Instructions to follow
Give back the whole listing exactly as shown.
>> start Data supplied
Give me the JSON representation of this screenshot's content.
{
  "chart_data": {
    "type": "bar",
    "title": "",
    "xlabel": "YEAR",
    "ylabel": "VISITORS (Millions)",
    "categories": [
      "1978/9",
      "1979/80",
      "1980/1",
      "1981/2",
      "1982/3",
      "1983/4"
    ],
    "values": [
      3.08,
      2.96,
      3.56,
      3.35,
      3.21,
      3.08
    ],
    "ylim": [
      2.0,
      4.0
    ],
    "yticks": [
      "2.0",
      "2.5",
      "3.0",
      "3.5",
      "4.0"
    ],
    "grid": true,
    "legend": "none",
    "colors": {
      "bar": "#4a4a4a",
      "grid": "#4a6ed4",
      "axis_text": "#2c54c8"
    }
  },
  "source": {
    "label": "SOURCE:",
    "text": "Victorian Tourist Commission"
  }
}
>> end Data supplied
Answer
Give me the JSON representation of this screenshot's content.
{
  "chart_data": {
    "type": "bar",
    "title": "",
    "xlabel": "YEAR",
    "ylabel": "VISITORS (Millions)",
    "categories": [
      "1978/9",
      "1979/80",
      "1980/1",
      "1981/2",
      "1982/3",
      "1983/4"
    ],
    "values": [
      3.08,
      2.96,
      3.56,
      3.35,
      3.21,
      3.08
    ],
    "ylim": [
      2.0,
      4.0
    ],
    "yticks": [
      "2.0",
      "2.5",
      "3.0",
      "3.5",
      "4.0"
    ],
    "grid": true,
    "legend": "none",
    "colors": {
      "bar": "#4a4a4a",
      "grid": "#4a6ed4",
      "axis_text": "#2c54c8"
    }
  },
  "source": {
    "label": "SOURCE:",
    "text": "Victorian Tourist Commission"
  }
}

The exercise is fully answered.